** START OF INPUT ROWS **

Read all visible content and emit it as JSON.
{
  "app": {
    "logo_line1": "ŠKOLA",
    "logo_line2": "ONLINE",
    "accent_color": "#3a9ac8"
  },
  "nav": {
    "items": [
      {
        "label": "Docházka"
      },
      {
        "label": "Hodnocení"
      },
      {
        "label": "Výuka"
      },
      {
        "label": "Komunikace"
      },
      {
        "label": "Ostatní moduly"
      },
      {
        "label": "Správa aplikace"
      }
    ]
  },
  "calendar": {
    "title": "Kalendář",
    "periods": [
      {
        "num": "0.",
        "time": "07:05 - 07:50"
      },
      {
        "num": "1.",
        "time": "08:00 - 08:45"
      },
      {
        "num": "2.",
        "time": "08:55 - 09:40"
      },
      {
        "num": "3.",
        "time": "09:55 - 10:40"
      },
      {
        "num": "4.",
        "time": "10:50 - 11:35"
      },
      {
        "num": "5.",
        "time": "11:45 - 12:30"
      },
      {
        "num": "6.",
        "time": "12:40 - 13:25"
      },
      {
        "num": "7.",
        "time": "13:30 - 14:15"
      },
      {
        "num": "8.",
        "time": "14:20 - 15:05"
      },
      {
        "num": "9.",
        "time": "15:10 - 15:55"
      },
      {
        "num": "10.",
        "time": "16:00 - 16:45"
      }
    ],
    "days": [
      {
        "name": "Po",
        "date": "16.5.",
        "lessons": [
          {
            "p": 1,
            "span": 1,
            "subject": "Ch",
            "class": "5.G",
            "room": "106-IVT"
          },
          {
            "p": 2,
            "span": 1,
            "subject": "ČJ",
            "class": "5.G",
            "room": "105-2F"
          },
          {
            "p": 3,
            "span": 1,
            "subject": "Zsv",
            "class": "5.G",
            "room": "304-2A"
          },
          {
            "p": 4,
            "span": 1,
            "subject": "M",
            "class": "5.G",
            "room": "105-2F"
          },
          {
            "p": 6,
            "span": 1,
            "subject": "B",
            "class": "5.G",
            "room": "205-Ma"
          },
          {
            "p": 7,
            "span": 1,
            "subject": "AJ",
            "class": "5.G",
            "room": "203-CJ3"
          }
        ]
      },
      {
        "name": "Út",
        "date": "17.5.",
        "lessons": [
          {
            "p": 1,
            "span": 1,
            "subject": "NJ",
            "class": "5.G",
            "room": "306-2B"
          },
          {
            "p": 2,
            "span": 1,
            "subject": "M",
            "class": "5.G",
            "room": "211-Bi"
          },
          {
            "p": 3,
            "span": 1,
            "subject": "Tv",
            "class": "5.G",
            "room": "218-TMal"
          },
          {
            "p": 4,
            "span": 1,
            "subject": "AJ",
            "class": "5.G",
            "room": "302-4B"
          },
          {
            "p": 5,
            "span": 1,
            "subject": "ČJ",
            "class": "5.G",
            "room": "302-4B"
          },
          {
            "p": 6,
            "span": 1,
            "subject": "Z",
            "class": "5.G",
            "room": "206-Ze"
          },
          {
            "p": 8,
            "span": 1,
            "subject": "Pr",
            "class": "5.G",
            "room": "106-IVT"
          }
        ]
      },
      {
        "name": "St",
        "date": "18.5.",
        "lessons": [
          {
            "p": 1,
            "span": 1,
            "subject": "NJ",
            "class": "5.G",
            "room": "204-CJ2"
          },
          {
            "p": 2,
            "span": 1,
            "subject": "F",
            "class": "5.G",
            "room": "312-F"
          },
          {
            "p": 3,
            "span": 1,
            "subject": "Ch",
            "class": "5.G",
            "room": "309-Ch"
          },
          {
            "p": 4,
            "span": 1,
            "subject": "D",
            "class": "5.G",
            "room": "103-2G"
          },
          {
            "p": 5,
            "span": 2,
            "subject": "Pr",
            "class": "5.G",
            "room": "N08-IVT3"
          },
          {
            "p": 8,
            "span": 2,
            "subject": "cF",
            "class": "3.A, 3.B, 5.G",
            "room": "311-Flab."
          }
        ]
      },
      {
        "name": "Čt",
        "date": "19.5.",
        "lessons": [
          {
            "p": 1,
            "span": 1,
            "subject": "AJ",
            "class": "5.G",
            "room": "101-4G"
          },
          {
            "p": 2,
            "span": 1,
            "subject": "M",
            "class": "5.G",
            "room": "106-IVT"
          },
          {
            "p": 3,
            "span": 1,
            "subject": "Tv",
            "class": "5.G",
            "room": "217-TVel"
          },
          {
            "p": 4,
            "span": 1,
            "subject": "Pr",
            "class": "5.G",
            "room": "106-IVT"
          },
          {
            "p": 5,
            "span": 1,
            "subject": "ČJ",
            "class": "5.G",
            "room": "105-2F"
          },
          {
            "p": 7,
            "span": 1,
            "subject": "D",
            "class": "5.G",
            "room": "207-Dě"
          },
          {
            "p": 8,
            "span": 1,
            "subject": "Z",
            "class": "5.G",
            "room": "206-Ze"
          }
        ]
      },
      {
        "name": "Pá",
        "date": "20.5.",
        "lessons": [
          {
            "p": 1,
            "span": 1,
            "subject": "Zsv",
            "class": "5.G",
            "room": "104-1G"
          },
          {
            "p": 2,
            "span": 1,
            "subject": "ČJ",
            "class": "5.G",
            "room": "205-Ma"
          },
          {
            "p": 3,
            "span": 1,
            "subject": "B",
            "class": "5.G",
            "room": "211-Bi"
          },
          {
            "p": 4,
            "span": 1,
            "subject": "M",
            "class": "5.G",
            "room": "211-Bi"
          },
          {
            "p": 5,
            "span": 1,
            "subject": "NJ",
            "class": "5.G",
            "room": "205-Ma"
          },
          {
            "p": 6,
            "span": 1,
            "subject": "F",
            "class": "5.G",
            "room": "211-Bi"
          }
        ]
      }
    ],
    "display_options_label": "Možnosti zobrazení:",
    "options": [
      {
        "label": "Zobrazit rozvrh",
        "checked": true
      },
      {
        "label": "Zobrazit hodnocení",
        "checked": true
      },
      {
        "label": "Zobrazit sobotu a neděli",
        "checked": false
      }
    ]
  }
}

** END OF INPUT ROWS **

Copy out every line in the listing where the word "date" appears.

        "date": "16.5.",
        "date": "17.5.",
        "date": "18.5.",
        "date": "19.5.",
        "date": "20.5.",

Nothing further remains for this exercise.